What you should do:
Pull out each line of the listing below that contains the string "ticks". Case counts.

Working data:

-*-*-

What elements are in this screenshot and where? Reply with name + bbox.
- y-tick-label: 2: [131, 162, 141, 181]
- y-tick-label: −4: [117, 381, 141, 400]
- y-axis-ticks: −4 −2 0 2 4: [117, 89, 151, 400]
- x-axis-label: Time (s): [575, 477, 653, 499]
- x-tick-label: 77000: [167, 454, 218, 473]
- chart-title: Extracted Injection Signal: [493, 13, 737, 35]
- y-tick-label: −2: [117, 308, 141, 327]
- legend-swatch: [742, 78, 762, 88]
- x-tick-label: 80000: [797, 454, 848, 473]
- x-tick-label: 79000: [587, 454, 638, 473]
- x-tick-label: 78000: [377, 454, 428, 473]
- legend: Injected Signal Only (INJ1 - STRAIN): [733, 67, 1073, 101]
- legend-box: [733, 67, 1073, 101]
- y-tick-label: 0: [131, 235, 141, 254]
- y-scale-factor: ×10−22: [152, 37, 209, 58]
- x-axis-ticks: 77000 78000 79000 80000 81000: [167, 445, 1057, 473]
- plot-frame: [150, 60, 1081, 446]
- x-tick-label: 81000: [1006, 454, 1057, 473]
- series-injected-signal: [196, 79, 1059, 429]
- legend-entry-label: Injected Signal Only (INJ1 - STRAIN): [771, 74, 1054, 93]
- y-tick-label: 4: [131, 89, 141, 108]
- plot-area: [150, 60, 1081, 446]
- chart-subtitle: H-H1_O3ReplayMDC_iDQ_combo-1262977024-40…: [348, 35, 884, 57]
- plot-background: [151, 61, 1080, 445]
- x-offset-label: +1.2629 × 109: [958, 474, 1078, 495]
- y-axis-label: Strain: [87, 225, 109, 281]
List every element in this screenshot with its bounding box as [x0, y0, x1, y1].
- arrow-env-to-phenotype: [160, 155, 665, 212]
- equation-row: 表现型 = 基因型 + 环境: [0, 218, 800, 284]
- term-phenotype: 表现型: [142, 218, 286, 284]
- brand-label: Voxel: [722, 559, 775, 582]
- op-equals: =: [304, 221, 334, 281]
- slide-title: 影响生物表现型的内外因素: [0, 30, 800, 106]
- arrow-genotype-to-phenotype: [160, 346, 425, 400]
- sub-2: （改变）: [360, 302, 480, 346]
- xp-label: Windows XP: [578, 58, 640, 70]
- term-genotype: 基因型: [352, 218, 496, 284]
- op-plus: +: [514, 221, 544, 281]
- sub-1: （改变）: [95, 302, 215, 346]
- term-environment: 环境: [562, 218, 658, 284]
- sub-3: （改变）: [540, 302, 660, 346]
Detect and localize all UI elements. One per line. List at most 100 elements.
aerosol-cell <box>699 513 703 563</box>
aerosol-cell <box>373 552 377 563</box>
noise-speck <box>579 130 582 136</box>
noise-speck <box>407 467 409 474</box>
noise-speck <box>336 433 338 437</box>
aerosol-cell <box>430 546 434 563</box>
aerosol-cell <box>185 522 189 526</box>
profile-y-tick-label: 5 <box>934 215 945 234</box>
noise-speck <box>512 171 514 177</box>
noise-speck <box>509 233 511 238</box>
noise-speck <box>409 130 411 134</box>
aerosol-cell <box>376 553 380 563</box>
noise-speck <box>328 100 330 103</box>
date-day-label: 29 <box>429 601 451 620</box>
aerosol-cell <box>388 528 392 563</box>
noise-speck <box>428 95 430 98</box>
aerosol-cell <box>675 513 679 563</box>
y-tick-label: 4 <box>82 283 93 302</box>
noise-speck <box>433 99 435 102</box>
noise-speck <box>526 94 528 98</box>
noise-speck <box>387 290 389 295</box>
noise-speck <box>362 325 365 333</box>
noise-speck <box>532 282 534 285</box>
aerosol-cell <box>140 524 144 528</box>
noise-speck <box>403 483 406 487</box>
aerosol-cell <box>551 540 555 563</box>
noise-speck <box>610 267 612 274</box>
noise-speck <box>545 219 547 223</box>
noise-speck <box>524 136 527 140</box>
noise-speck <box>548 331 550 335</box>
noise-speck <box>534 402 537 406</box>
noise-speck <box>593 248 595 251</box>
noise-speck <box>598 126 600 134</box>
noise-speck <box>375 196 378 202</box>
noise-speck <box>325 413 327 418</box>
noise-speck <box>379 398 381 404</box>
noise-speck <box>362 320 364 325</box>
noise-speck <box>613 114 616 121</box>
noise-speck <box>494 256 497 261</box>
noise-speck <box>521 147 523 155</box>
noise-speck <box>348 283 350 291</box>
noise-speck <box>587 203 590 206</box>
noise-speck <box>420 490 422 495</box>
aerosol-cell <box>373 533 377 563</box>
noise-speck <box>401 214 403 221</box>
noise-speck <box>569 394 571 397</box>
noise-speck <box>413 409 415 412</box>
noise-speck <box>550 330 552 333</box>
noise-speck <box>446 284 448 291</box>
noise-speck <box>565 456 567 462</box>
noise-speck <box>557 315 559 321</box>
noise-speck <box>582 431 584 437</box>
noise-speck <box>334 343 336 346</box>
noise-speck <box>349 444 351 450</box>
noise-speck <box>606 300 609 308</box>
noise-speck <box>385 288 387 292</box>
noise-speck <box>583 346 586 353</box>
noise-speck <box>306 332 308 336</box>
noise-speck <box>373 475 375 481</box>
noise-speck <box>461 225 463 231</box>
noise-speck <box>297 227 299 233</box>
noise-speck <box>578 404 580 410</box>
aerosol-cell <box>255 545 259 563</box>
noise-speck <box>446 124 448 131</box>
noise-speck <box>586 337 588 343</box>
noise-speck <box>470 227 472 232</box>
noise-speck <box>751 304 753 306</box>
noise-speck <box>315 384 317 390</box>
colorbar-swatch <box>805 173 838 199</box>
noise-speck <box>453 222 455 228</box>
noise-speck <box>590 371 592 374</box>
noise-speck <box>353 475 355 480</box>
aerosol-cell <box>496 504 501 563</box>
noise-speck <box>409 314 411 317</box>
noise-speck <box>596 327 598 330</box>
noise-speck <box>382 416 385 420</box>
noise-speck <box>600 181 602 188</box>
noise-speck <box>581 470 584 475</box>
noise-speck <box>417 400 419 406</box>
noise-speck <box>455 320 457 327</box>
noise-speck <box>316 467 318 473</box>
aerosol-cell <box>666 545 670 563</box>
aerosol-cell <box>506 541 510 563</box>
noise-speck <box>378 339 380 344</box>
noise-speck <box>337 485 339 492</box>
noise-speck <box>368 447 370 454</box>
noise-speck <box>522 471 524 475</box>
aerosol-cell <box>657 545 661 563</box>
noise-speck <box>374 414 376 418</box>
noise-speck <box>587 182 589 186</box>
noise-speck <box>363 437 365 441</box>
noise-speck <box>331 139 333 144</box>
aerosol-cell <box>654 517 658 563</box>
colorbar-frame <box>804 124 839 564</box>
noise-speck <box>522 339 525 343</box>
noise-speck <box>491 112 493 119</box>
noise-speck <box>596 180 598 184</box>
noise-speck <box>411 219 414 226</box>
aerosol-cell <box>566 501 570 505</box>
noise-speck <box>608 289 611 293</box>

-*-*-

Task solution:
- y-axis-ticks: −4 −2 0 2 4: [117, 89, 151, 400]
- x-axis-ticks: 77000 78000 79000 80000 81000: [167, 445, 1057, 473]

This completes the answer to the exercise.